Normally, people get the infection after swimming in warm freshwater lakes and rivers because the amoeba flourishes in those warm conditions. However, the two victims, a 28-year-old male and 51-year-old woman from Louisiana, had not been around freshwater. The man and woman used tap water in their neti pots.

The victims' home plumbing systems were tested and came back positive for the amoeba, but the city water distribution systems tested negative. Naegleria fowleri was found in the woman's bathroom sink and faucet tub, and it was in a tankless water heater in the man's home.

The investigation was published in August 22 issue of Clinical Infectious Dieseases.

The CDC said that the bacteria causes brain swelling and death. About five days after contracting it, symptoms start and may include headache, fever, nausea or vomiting. Symptoms that can follow are stiff neck, confusion, lack of attention to people and surroundings, loss of balance, seizures and hallucinations.

In 99 percent of cases, death occurs and happens after five days. According to the CDC, only one person out of 123 infected individuals in the U.S. from 1962 to 2011 has survived.

Data for analysis:

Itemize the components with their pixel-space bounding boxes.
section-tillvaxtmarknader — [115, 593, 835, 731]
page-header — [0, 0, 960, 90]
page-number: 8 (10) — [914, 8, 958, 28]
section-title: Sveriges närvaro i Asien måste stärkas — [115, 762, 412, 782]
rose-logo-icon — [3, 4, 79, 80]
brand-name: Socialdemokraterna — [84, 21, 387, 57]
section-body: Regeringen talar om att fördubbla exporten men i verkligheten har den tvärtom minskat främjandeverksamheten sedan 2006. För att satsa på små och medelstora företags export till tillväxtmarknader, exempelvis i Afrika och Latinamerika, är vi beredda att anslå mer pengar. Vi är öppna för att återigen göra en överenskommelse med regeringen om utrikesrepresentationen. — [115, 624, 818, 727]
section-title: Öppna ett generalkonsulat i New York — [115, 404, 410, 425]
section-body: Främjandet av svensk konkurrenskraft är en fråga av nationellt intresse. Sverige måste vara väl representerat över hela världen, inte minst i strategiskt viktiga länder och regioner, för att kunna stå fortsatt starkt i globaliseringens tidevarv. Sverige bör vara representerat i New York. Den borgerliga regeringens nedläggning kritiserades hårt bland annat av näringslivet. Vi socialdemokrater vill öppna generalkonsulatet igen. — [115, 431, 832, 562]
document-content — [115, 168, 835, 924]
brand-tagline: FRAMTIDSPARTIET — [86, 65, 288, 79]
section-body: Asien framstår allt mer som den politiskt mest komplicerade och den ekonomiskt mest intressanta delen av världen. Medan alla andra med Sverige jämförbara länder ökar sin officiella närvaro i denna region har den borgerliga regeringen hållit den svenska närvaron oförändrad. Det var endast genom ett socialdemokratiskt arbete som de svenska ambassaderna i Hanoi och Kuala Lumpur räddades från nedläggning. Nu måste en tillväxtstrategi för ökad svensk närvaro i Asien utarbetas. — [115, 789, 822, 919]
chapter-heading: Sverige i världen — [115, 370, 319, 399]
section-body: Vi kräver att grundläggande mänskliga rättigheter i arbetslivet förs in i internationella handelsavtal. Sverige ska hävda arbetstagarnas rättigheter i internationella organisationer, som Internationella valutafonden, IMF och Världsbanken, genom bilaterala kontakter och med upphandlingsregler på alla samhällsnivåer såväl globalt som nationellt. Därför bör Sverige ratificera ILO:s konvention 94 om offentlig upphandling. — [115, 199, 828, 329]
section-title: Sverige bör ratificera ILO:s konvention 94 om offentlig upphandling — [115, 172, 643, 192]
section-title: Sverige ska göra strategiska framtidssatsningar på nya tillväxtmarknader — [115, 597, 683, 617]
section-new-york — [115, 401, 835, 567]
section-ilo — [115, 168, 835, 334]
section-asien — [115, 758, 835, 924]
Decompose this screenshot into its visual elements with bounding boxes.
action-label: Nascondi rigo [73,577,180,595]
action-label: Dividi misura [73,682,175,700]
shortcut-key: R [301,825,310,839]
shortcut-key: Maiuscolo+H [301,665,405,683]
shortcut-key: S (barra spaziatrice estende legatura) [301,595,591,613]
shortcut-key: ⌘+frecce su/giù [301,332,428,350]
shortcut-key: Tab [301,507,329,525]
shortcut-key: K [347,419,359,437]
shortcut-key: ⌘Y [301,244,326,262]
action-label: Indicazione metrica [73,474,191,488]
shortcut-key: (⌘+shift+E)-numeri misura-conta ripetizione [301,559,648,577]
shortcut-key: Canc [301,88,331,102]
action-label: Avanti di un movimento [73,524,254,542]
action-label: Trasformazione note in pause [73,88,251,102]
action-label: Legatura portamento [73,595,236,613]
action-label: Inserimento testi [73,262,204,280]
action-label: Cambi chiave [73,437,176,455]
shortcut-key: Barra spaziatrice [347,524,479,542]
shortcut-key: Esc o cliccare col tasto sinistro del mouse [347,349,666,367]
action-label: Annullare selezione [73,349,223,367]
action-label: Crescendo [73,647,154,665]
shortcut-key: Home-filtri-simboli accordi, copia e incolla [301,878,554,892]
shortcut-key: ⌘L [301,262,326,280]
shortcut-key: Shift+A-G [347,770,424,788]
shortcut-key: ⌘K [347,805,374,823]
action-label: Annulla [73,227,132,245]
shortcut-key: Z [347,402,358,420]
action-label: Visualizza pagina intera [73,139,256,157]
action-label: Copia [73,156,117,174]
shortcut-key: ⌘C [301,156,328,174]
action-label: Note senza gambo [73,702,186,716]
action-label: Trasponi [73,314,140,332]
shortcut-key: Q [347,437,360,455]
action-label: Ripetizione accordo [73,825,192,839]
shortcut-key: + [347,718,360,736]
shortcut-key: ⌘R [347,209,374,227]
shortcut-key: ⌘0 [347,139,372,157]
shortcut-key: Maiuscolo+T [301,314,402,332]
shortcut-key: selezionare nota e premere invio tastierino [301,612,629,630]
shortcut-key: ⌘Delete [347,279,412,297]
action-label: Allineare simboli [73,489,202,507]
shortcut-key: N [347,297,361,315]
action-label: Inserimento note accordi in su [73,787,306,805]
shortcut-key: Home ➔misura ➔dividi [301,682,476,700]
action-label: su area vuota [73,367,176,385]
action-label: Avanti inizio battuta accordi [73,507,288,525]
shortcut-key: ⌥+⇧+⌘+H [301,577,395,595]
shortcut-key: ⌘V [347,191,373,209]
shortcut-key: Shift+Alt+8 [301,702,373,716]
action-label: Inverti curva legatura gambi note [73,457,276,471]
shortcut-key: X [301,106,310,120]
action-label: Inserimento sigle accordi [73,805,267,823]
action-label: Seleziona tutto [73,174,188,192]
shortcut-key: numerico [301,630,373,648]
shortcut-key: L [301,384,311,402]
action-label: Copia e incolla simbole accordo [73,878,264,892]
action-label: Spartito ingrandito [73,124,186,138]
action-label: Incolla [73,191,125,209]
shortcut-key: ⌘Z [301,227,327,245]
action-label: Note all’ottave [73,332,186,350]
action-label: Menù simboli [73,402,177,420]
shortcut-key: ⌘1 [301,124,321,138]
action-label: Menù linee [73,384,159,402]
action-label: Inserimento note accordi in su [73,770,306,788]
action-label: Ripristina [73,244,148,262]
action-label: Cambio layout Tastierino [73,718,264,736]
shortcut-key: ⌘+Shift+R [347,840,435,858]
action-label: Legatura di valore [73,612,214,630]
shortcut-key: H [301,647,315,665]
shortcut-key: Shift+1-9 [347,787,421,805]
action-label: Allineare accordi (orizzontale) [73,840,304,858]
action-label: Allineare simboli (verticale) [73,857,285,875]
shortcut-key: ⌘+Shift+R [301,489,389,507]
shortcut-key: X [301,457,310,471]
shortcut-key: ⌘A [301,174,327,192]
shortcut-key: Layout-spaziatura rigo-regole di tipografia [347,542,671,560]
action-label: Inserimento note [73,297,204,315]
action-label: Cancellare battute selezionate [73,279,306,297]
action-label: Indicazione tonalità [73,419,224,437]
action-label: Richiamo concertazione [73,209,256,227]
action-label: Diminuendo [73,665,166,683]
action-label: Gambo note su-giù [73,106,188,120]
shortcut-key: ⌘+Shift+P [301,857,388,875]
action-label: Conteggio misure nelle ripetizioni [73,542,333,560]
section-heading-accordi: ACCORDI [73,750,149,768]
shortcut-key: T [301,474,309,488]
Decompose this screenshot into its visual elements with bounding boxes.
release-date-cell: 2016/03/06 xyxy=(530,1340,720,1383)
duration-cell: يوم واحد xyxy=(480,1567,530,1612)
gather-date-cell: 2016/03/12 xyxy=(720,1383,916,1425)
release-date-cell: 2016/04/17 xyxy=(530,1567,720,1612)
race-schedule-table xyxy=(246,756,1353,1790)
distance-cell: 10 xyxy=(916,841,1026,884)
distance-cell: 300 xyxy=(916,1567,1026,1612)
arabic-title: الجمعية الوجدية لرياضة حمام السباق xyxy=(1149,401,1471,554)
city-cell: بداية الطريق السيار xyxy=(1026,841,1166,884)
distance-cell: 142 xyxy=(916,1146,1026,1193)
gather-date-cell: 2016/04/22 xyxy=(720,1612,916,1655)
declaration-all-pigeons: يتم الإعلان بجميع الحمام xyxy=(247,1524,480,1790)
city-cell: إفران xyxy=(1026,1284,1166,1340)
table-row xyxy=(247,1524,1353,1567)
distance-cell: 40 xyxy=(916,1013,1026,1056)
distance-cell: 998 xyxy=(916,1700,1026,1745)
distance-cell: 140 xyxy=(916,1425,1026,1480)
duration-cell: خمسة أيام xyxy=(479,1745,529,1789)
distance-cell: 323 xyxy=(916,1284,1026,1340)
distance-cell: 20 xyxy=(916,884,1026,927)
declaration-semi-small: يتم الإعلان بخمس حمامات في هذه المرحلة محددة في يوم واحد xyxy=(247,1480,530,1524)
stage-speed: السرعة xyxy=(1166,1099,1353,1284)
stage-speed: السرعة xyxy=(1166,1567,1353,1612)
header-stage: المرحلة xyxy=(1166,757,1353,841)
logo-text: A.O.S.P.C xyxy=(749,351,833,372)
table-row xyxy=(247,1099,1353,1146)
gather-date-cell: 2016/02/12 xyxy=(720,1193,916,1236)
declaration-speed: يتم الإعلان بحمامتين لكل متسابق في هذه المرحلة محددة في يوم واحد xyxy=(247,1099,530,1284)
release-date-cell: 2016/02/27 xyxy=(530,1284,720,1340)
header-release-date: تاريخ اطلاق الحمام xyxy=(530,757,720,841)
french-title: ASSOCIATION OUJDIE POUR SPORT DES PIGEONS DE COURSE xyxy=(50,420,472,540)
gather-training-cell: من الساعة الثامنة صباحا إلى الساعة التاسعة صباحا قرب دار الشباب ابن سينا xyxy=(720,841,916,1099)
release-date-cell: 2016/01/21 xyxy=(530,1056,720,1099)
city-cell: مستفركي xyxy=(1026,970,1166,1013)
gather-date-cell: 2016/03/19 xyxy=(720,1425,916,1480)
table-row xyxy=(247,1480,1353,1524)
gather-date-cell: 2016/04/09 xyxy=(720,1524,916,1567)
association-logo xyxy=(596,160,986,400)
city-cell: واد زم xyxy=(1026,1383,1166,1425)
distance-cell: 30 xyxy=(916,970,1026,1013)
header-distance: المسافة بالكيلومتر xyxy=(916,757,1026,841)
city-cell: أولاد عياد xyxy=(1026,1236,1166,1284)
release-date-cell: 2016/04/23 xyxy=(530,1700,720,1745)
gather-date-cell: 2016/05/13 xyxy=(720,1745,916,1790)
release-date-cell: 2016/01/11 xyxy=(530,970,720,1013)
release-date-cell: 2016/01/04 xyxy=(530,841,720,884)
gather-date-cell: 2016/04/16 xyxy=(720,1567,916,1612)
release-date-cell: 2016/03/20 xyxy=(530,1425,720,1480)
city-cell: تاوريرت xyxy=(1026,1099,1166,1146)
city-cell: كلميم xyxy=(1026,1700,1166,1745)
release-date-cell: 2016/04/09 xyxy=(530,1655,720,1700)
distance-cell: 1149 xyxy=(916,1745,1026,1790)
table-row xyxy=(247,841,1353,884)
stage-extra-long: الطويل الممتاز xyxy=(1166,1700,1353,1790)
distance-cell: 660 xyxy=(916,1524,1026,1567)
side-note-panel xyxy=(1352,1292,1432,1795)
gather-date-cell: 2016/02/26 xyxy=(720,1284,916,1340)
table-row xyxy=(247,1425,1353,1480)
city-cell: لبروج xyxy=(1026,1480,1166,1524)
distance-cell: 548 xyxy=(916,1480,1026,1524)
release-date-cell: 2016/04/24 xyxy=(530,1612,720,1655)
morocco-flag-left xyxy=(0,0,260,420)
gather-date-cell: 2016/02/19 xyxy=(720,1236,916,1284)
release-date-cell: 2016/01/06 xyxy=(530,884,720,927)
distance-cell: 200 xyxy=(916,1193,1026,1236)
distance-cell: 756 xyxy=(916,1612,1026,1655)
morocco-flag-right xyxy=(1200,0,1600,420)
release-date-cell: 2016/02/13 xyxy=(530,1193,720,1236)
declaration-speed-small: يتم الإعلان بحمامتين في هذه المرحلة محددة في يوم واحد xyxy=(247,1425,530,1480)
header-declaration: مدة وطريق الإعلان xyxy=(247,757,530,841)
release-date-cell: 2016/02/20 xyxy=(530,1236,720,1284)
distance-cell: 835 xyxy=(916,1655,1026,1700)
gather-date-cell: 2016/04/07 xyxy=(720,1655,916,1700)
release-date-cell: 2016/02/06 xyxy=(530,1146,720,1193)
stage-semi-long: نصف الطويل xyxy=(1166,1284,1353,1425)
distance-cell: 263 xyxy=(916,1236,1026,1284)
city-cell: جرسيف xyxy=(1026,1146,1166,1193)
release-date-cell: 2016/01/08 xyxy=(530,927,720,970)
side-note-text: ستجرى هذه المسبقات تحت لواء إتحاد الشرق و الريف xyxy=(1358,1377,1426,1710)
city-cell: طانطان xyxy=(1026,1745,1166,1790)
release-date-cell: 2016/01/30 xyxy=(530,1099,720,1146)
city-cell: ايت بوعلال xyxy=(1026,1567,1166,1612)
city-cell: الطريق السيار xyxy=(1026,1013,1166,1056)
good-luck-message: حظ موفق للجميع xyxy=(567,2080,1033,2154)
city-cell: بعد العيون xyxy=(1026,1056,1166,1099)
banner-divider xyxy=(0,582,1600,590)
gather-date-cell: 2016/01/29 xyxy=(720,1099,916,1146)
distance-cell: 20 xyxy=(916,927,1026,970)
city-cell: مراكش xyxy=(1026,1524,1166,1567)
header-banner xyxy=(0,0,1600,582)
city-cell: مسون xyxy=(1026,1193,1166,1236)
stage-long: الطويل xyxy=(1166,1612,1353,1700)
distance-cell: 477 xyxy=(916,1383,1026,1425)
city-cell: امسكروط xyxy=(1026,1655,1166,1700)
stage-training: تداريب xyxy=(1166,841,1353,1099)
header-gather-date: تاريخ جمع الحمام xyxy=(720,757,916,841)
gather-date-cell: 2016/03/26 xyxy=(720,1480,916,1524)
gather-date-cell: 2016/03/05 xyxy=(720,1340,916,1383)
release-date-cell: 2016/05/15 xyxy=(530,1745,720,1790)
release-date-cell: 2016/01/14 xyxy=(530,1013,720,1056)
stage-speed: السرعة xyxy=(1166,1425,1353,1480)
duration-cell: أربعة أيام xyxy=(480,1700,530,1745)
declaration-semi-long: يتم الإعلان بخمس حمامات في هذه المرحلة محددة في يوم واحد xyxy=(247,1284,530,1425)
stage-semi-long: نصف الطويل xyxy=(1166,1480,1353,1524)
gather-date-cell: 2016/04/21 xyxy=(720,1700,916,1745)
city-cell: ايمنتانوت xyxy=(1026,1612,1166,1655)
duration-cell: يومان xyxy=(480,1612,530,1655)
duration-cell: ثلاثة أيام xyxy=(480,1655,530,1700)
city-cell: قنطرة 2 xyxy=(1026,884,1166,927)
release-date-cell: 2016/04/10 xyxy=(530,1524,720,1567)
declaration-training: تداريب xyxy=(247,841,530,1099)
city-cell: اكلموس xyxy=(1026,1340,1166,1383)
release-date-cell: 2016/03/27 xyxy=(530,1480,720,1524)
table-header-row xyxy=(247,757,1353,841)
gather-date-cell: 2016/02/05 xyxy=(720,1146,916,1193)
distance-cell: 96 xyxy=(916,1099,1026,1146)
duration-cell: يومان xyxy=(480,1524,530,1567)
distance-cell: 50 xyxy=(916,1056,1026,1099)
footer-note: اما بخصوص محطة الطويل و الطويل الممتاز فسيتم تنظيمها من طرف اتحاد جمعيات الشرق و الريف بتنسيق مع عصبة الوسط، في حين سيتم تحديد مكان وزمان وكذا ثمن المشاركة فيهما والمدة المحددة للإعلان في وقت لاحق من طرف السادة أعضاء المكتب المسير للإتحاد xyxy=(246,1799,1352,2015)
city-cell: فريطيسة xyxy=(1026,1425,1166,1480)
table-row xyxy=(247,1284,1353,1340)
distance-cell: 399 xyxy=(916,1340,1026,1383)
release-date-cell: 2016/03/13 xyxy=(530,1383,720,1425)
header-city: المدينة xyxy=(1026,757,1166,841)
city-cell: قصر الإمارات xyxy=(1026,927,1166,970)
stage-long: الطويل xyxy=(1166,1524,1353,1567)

Action item: According to the extract on the amoeba infections, where in the man's home was Naegleria fowleri found?

Output of the task: In a tankless water heater.